▸ Extrait choisi
Voilà une fulgurance que la NBA n’avait pas vu venir. En octobre 2001, Tony Parker, 19 ans, fait ses grands débuts sous le maillot des Spurs de San Antonio. Impressionnant d’aisance et de précocité, le meneur de jeu français s’impose au sein du cinq majeur texan et devient le plus jeune titulaire à ce poste de l’histoire de la ligue. Mais il va faire mieux. Très vite, « TP » signe ses performances d’un geste « maison », qui deviendra un label – fait rarissime, surtout pour un joueur étranger – dont il est le seul à maîtriser la mécanique : le tear drop (« larme qui tombe » en français).
Ce tir en cloche tout en finesse, à rapprocher de la « feuille morte » au football ou de l’amorti en tennis, lui permet d’éviter les contres des gigantesques intérieurs du basket américain, qui restent alors impuissants. Les commentateurs NBA n’en reviennent pas : « Qu’est-ce que c’est que ce truc ? ! », crient-ils à l’antenne. « Ce shoot existait déjà en NBA durant les années 1950-1960. Un autre temps !, raconte Jacques Monclar, ancien joueur international entre 1978 et 1988, aujourd’hui consultant pour Canal + et RMC. Il a ensuite été mis au ban car d’autres techniques étaient en vogue comme l’explosion vers le cercle ou le shoot à mi-distance… »

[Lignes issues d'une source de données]
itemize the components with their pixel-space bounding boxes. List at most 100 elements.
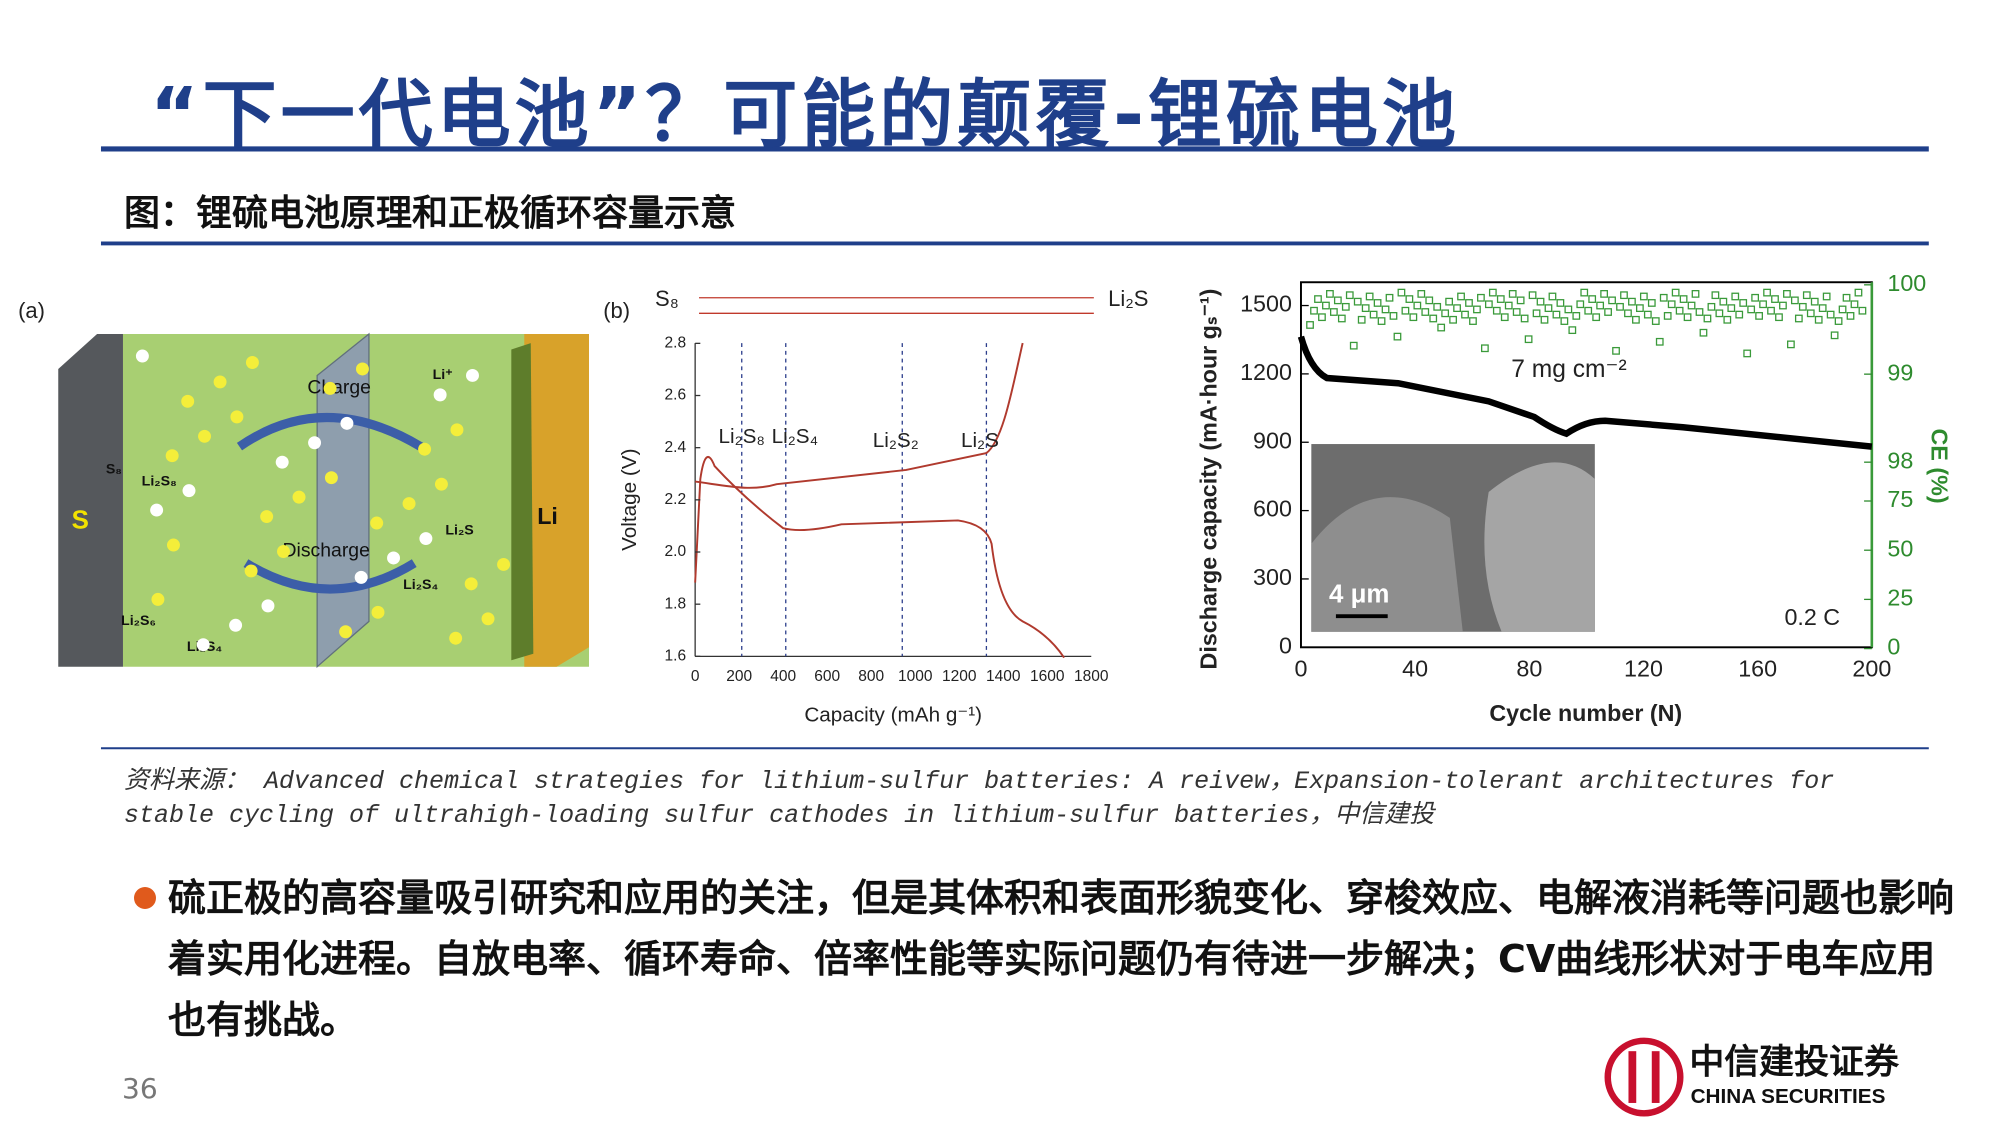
ce-point [1818, 304, 1827, 313]
ce-point [1667, 300, 1676, 309]
label: Li₂S₄ [772, 425, 818, 448]
particle [449, 631, 463, 645]
ce-point [1310, 306, 1318, 315]
particle [213, 375, 227, 389]
label: Li₂S [445, 523, 473, 539]
ce-point [1612, 346, 1620, 355]
ce-point [1655, 337, 1664, 346]
ce-point [1306, 321, 1314, 329]
ce-point [1548, 292, 1557, 301]
label: Li₂S [1108, 286, 1148, 311]
label: 50 [1887, 535, 1913, 561]
ce-point [1767, 306, 1775, 315]
ce-point [1580, 288, 1589, 297]
ce-point [1846, 312, 1855, 320]
label: CE (%) [1927, 429, 1953, 504]
label: Li₂S₈ [718, 425, 765, 448]
ce-point [1465, 299, 1473, 307]
particle [244, 564, 258, 578]
label: 1.8 [665, 595, 687, 612]
ce-point [1616, 302, 1624, 311]
ce-point [1763, 288, 1771, 297]
ce-point [1747, 305, 1756, 314]
ce-point [1326, 290, 1334, 298]
ce-point [1413, 301, 1422, 310]
ce-point [1437, 323, 1446, 332]
ce-point [1628, 297, 1636, 306]
ce-point [1671, 288, 1680, 297]
label: Li⁺ [433, 367, 453, 383]
ce-point [1314, 295, 1322, 303]
ce-point [1560, 317, 1569, 325]
label: 1400 [986, 668, 1021, 685]
label: 2.0 [665, 543, 687, 560]
ce-point [1711, 291, 1720, 300]
label: Li₂S₂ [873, 429, 919, 452]
particle [339, 625, 353, 639]
ce-point [1524, 335, 1533, 344]
ce-point [1373, 299, 1382, 307]
label: Li₂S₆ [121, 613, 156, 629]
label: Capacity (mAh g⁻¹) [804, 703, 982, 726]
ce-point [1536, 297, 1545, 306]
label: 0 [1887, 634, 1900, 660]
particle [277, 545, 290, 558]
ce-point [1858, 306, 1867, 315]
ce-point [1854, 288, 1863, 297]
label: 99 [1887, 359, 1913, 385]
ce-point [1461, 310, 1469, 319]
ce-point [1842, 293, 1851, 302]
label: 4 μm [1329, 580, 1389, 608]
label: 800 [858, 668, 884, 685]
label: 2.2 [665, 491, 687, 508]
ce-point [1822, 292, 1831, 301]
particle [196, 638, 210, 652]
ce-point [1731, 292, 1740, 301]
ce-point [1699, 328, 1708, 337]
ce-point [1755, 312, 1763, 320]
ce-point [1496, 295, 1505, 303]
label: Charge [307, 377, 371, 399]
ce-point [1516, 296, 1525, 305]
particle [181, 394, 195, 408]
ce-point [1564, 305, 1573, 314]
ce-point [1341, 302, 1350, 311]
particle [323, 381, 337, 395]
ce-point [1727, 304, 1736, 313]
ce-point [1643, 310, 1652, 319]
ce-point [1715, 309, 1724, 318]
ce-point [1389, 312, 1398, 320]
particle [198, 429, 212, 443]
ce-point [1477, 293, 1485, 302]
ce-point [1790, 296, 1799, 305]
ce-point [1691, 290, 1700, 298]
ce-point [1508, 290, 1517, 298]
label: 200 [726, 668, 752, 685]
particle [387, 551, 400, 565]
ce-point [1532, 309, 1541, 318]
ce-point [1739, 299, 1748, 307]
title: “下一代电池”？可能的颠覆-锂硫电池 [150, 72, 1460, 158]
label: 中信建投证券 [1689, 1042, 1900, 1081]
ce-point [1838, 305, 1847, 314]
ce-point [1759, 300, 1767, 309]
subtitle: 图：锂硫电池原理和正极循环容量示意 [124, 193, 737, 234]
ce-point [1528, 291, 1537, 300]
ce-point [1381, 305, 1390, 314]
ce-point [1636, 304, 1644, 313]
ce-point [1675, 306, 1684, 315]
label: 1500 [1240, 291, 1292, 317]
label: 1000 [898, 668, 933, 685]
ce-point [1433, 302, 1442, 311]
ce-point [1703, 314, 1712, 323]
label: 40 [1402, 656, 1428, 682]
ce-point [1723, 315, 1732, 324]
label: 0 [691, 668, 700, 685]
ce-point [1735, 310, 1744, 319]
bullet-dot [134, 887, 156, 909]
label: 160 [1738, 656, 1777, 682]
ce-point [1600, 290, 1609, 298]
ce-point [1329, 308, 1338, 316]
label: 7 mg cm⁻² [1511, 356, 1626, 383]
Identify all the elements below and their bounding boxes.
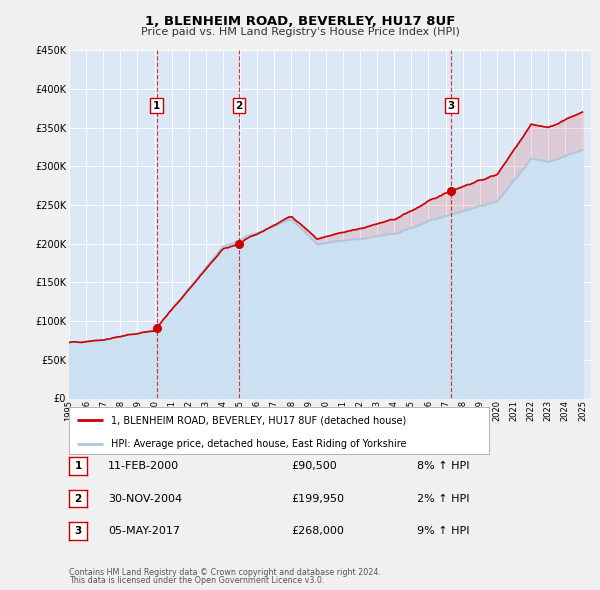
Text: 3: 3 xyxy=(74,526,82,536)
Text: £199,950: £199,950 xyxy=(291,494,344,503)
Text: 3: 3 xyxy=(448,101,455,111)
Text: 11-FEB-2000: 11-FEB-2000 xyxy=(108,461,179,471)
Text: 8% ↑ HPI: 8% ↑ HPI xyxy=(417,461,469,471)
Text: £268,000: £268,000 xyxy=(291,526,344,536)
Text: HPI: Average price, detached house, East Riding of Yorkshire: HPI: Average price, detached house, East… xyxy=(111,439,407,449)
Text: 05-MAY-2017: 05-MAY-2017 xyxy=(108,526,180,536)
Text: 9% ↑ HPI: 9% ↑ HPI xyxy=(417,526,469,536)
Text: 1, BLENHEIM ROAD, BEVERLEY, HU17 8UF: 1, BLENHEIM ROAD, BEVERLEY, HU17 8UF xyxy=(145,15,455,28)
Text: 1: 1 xyxy=(153,101,160,111)
Text: 2: 2 xyxy=(235,101,242,111)
Text: 1, BLENHEIM ROAD, BEVERLEY, HU17 8UF (detached house): 1, BLENHEIM ROAD, BEVERLEY, HU17 8UF (de… xyxy=(111,415,406,425)
Text: £90,500: £90,500 xyxy=(291,461,337,471)
Text: Price paid vs. HM Land Registry's House Price Index (HPI): Price paid vs. HM Land Registry's House … xyxy=(140,27,460,37)
Text: 2% ↑ HPI: 2% ↑ HPI xyxy=(417,494,469,503)
Text: 2: 2 xyxy=(74,494,82,503)
Text: Contains HM Land Registry data © Crown copyright and database right 2024.: Contains HM Land Registry data © Crown c… xyxy=(69,568,381,577)
Text: This data is licensed under the Open Government Licence v3.0.: This data is licensed under the Open Gov… xyxy=(69,576,325,585)
Text: 30-NOV-2004: 30-NOV-2004 xyxy=(108,494,182,503)
Text: 1: 1 xyxy=(74,461,82,471)
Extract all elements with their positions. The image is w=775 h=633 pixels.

▸ Liste des tâches
• A. D'après l'extrait sur Tony Parker, sous le maillot de quelle équipe le joueur fait-il ses débuts en octobre 2001 ?
• B. Restituez sous forme de liste JSON de chaînes, à raison d'une chaîne par ligne et sans les lignes vides, les lignes de données comprises entre celle qui contient "ce-point [1818, 304, 1827, 313]" et celle qui contient "ce-point [1767, 306, 1775, 315]", ces deux lignes incluses.
L'extrait sur Tony Parker et les lignes n'ont aucun lien entre eux.

▸ Solutions détaillées
• A. Les Spurs de San Antonio.

• B.
[
  "ce-point [1818, 304, 1827, 313]",
  "ce-point [1667, 300, 1676, 309]",
  "label: Li₂S₄ [772, 425, 818, 448]",
  "particle [449, 631, 463, 645]",
  "ce-point [1310, 306, 1318, 315]",
  "particle [213, 375, 227, 389]",
  "label: Li₂S [445, 523, 473, 539]",
  "ce-point [1612, 346, 1620, 355]",
  "ce-point [1655, 337, 1664, 346]",
  "ce-point [1306, 321, 1314, 329]",
  "ce-point [1548, 292, 1557, 301]",
  "label: Li₂S [1108, 286, 1148, 311]",
  "label: 50 [1887, 535, 1913, 561]",
  "ce-point [1767, 306, 1775, 315]"
]